╭─ Provided data
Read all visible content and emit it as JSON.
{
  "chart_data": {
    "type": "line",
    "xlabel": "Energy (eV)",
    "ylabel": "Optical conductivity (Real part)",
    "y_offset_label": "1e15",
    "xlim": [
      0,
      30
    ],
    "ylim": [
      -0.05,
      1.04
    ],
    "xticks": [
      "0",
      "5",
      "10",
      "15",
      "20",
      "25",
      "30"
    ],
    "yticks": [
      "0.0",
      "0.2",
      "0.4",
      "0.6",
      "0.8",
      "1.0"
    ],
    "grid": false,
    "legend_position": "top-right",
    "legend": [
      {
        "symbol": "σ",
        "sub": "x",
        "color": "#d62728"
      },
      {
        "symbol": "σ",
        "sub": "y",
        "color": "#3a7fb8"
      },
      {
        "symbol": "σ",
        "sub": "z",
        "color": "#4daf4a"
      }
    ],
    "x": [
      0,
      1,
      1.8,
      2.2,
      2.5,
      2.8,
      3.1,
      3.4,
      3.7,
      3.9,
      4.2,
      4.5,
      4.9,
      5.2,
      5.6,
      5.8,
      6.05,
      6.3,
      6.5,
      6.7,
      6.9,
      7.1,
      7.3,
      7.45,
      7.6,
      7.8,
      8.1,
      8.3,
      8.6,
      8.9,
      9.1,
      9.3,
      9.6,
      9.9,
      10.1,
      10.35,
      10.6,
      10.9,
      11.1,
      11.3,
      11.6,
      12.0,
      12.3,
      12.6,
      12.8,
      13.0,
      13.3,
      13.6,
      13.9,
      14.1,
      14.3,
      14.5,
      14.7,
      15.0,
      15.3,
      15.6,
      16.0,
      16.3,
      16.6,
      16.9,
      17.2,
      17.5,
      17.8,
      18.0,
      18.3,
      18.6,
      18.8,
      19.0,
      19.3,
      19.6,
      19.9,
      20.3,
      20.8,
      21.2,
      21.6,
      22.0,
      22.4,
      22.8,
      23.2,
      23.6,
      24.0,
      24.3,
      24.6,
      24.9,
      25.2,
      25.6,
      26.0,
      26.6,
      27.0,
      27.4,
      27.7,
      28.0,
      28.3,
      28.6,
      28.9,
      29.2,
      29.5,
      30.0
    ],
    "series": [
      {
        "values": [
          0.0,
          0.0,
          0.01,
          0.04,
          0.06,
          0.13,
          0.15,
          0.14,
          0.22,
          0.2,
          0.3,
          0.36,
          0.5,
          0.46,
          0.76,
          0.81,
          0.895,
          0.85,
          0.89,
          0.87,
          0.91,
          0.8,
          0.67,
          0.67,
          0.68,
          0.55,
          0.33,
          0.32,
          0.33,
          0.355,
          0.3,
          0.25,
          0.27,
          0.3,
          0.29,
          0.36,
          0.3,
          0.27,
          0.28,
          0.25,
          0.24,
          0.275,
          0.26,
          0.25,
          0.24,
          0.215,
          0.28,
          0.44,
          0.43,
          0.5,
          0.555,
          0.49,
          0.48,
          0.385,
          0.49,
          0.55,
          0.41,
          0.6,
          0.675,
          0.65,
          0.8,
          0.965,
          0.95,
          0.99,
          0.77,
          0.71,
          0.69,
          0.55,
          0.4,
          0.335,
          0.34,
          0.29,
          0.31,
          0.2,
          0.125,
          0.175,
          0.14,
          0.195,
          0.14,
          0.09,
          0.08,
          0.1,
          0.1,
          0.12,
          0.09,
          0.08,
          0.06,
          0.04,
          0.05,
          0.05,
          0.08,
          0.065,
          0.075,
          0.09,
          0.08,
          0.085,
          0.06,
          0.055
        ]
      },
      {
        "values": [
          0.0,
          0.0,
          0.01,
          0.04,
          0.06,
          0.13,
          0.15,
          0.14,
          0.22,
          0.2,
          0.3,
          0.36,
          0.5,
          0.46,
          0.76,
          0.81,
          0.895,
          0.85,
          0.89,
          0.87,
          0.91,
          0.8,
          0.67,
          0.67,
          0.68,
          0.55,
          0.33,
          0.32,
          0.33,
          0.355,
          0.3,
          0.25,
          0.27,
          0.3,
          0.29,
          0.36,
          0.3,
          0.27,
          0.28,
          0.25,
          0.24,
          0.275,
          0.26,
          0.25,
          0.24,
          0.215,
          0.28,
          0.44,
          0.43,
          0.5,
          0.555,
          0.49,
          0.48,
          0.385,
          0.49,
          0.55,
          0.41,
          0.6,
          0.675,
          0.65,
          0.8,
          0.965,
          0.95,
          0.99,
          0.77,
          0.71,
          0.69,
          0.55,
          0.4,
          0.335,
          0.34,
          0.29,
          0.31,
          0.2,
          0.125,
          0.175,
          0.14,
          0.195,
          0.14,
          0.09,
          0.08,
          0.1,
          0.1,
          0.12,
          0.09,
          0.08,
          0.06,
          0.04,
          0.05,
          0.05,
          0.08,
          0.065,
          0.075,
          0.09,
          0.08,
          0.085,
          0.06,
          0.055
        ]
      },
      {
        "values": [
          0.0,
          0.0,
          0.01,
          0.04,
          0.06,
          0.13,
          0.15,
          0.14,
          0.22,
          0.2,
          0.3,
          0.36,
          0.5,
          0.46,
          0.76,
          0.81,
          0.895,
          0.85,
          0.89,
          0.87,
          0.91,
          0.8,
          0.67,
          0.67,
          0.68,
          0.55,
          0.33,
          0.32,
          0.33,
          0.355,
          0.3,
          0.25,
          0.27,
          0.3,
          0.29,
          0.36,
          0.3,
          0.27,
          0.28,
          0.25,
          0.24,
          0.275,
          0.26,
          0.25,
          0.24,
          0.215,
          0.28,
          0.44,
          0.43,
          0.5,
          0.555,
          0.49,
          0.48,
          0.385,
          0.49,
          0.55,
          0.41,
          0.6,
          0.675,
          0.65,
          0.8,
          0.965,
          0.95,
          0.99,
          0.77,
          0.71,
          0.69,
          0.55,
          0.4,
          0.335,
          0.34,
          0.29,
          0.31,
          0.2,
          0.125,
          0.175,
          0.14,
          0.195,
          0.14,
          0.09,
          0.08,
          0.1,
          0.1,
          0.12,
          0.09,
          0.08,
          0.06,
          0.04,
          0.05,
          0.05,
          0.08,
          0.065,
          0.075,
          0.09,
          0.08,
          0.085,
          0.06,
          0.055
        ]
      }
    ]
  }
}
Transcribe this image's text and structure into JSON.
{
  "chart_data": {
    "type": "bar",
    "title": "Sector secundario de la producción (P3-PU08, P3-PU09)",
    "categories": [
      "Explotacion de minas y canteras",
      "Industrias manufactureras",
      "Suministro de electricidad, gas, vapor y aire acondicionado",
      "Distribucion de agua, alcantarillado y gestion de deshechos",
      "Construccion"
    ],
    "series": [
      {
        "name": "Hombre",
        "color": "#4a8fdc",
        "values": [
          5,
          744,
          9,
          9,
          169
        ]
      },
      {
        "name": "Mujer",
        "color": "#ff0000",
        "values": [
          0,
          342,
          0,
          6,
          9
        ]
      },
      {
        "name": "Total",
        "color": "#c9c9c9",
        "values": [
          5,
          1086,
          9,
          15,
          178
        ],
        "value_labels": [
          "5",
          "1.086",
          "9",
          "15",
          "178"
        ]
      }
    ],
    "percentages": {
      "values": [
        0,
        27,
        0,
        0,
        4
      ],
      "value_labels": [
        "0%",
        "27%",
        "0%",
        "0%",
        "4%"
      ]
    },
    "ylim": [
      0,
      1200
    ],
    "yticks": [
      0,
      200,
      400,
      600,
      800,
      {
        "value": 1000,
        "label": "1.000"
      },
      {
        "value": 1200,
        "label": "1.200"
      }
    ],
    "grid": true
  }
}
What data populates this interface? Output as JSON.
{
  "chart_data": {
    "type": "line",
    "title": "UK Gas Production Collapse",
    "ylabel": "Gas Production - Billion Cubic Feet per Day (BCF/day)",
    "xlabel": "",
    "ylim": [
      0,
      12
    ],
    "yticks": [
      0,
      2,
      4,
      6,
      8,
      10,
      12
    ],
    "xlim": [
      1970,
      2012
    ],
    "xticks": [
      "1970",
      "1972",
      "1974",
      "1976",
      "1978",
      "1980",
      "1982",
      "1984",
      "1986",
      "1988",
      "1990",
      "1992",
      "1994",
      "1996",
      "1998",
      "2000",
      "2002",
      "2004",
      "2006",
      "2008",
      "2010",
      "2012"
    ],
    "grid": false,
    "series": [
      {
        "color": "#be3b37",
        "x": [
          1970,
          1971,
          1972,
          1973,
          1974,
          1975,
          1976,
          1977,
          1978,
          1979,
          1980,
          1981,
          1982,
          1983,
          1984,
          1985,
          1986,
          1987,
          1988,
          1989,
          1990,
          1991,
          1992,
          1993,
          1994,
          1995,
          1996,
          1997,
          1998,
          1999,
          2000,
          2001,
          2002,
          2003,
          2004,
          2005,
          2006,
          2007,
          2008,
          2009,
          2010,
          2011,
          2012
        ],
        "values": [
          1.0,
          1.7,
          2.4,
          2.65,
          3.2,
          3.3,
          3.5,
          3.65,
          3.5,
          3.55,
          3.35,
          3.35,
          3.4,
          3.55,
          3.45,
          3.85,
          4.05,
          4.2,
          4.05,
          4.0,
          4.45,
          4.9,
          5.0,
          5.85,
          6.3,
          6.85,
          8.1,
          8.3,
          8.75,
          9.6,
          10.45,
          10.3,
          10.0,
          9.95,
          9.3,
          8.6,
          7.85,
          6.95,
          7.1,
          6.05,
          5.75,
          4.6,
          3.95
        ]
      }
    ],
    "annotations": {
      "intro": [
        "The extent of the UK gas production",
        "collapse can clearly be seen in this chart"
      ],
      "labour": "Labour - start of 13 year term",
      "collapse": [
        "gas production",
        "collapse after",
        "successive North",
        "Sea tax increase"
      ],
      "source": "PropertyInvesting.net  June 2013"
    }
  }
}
╰─
### Written problem
How many of the lines above include the word "color"? Respond with the number alone.

### Solution to this problem
7